• _Your task_
Repeat the full listing, word for word.

• _Task input_
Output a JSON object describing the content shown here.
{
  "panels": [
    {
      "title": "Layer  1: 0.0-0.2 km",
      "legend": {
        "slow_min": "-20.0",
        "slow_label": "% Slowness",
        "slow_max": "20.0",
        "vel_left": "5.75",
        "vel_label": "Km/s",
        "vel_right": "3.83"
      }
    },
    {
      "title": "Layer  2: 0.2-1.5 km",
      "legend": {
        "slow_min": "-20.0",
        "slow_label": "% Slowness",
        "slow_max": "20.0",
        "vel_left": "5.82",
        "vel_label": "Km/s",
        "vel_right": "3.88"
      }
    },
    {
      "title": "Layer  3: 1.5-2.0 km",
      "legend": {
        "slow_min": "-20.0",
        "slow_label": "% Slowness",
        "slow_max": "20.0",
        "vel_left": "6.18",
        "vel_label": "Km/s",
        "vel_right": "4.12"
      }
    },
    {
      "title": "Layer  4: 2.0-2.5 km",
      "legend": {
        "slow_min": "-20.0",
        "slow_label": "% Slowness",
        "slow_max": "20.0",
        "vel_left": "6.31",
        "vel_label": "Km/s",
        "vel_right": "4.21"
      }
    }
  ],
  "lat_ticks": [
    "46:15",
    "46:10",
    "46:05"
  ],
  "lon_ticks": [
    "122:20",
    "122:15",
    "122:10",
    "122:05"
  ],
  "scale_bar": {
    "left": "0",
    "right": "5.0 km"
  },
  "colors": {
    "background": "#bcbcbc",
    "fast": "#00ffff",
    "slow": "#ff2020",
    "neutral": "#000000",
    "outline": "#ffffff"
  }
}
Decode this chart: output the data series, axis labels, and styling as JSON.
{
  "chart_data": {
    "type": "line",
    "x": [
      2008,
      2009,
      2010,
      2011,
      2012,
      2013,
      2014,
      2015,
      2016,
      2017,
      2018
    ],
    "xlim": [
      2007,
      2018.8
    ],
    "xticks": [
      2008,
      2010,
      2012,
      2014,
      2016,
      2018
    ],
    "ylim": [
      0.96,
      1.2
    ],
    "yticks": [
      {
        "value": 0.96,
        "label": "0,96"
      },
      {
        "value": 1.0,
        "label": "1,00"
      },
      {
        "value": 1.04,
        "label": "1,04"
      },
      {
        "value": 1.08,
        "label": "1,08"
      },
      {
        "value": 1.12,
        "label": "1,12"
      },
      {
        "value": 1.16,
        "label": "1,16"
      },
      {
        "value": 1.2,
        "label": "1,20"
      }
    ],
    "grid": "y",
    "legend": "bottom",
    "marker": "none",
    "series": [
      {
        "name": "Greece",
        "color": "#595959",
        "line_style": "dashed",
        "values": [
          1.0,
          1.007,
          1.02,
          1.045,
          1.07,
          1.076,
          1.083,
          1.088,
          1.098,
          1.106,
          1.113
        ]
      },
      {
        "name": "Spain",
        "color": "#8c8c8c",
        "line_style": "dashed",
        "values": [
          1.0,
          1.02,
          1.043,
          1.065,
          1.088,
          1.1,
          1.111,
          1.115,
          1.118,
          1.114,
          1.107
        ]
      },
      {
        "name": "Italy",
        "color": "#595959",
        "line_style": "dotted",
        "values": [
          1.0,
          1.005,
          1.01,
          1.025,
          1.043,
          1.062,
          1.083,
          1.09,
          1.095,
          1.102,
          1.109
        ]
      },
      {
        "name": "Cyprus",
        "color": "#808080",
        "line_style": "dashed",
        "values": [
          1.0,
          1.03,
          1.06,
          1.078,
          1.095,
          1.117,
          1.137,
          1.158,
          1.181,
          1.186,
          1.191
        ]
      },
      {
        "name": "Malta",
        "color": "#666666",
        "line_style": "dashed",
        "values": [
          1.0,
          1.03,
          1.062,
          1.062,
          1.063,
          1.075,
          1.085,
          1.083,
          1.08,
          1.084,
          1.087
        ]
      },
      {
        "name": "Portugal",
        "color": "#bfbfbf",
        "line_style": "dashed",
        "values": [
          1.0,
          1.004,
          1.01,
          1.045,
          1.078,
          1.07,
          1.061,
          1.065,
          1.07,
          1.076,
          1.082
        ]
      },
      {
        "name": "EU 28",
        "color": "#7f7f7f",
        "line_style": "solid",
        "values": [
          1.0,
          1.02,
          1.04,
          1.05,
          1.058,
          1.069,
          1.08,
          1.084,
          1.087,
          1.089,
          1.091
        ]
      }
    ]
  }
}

• _The result_
Output a JSON object describing the content shown here.
{
  "panels": [
    {
      "title": "Layer  1: 0.0-0.2 km",
      "legend": {
        "slow_min": "-20.0",
        "slow_label": "% Slowness",
        "slow_max": "20.0",
        "vel_left": "5.75",
        "vel_label": "Km/s",
        "vel_right": "3.83"
      }
    },
    {
      "title": "Layer  2: 0.2-1.5 km",
      "legend": {
        "slow_min": "-20.0",
        "slow_label": "% Slowness",
        "slow_max": "20.0",
        "vel_left": "5.82",
        "vel_label": "Km/s",
        "vel_right": "3.88"
      }
    },
    {
      "title": "Layer  3: 1.5-2.0 km",
      "legend": {
        "slow_min": "-20.0",
        "slow_label": "% Slowness",
        "slow_max": "20.0",
        "vel_left": "6.18",
        "vel_label": "Km/s",
        "vel_right": "4.12"
      }
    },
    {
      "title": "Layer  4: 2.0-2.5 km",
      "legend": {
        "slow_min": "-20.0",
        "slow_label": "% Slowness",
        "slow_max": "20.0",
        "vel_left": "6.31",
        "vel_label": "Km/s",
        "vel_right": "4.21"
      }
    }
  ],
  "lat_ticks": [
    "46:15",
    "46:10",
    "46:05"
  ],
  "lon_ticks": [
    "122:20",
    "122:15",
    "122:10",
    "122:05"
  ],
  "scale_bar": {
    "left": "0",
    "right": "5.0 km"
  },
  "colors": {
    "background": "#bcbcbc",
    "fast": "#00ffff",
    "slow": "#ff2020",
    "neutral": "#000000",
    "outline": "#ffffff"
  }
}
Decode this chart: output the data series, axis labels, and styling as JSON.
{
  "chart_data": {
    "type": "line",
    "x": [
      2008,
      2009,
      2010,
      2011,
      2012,
      2013,
      2014,
      2015,
      2016,
      2017,
      2018
    ],
    "xlim": [
      2007,
      2018.8
    ],
    "xticks": [
      2008,
      2010,
      2012,
      2014,
      2016,
      2018
    ],
    "ylim": [
      0.96,
      1.2
    ],
    "yticks": [
      {
        "value": 0.96,
        "label": "0,96"
      },
      {
        "value": 1.0,
        "label": "1,00"
      },
      {
        "value": 1.04,
        "label": "1,04"
      },
      {
        "value": 1.08,
        "label": "1,08"
      },
      {
        "value": 1.12,
        "label": "1,12"
      },
      {
        "value": 1.16,
        "label": "1,16"
      },
      {
        "value": 1.2,
        "label": "1,20"
      }
    ],
    "grid": "y",
    "legend": "bottom",
    "marker": "none",
    "series": [
      {
        "name": "Greece",
        "color": "#595959",
        "line_style": "dashed",
        "values": [
          1.0,
          1.007,
          1.02,
          1.045,
          1.07,
          1.076,
          1.083,
          1.088,
          1.098,
          1.106,
          1.113
        ]
      },
      {
        "name": "Spain",
        "color": "#8c8c8c",
        "line_style": "dashed",
        "values": [
          1.0,
          1.02,
          1.043,
          1.065,
          1.088,
          1.1,
          1.111,
          1.115,
          1.118,
          1.114,
          1.107
        ]
      },
      {
        "name": "Italy",
        "color": "#595959",
        "line_style": "dotted",
        "values": [
          1.0,
          1.005,
          1.01,
          1.025,
          1.043,
          1.062,
          1.083,
          1.09,
          1.095,
          1.102,
          1.109
        ]
      },
      {
        "name": "Cyprus",
        "color": "#808080",
        "line_style": "dashed",
        "values": [
          1.0,
          1.03,
          1.06,
          1.078,
          1.095,
          1.117,
          1.137,
          1.158,
          1.181,
          1.186,
          1.191
        ]
      },
      {
        "name": "Malta",
        "color": "#666666",
        "line_style": "dashed",
        "values": [
          1.0,
          1.03,
          1.062,
          1.062,
          1.063,
          1.075,
          1.085,
          1.083,
          1.08,
          1.084,
          1.087
        ]
      },
      {
        "name": "Portugal",
        "color": "#bfbfbf",
        "line_style": "dashed",
        "values": [
          1.0,
          1.004,
          1.01,
          1.045,
          1.078,
          1.07,
          1.061,
          1.065,
          1.07,
          1.076,
          1.082
        ]
      },
      {
        "name": "EU 28",
        "color": "#7f7f7f",
        "line_style": "solid",
        "values": [
          1.0,
          1.02,
          1.04,
          1.05,
          1.058,
          1.069,
          1.08,
          1.084,
          1.087,
          1.089,
          1.091
        ]
      }
    ]
  }
}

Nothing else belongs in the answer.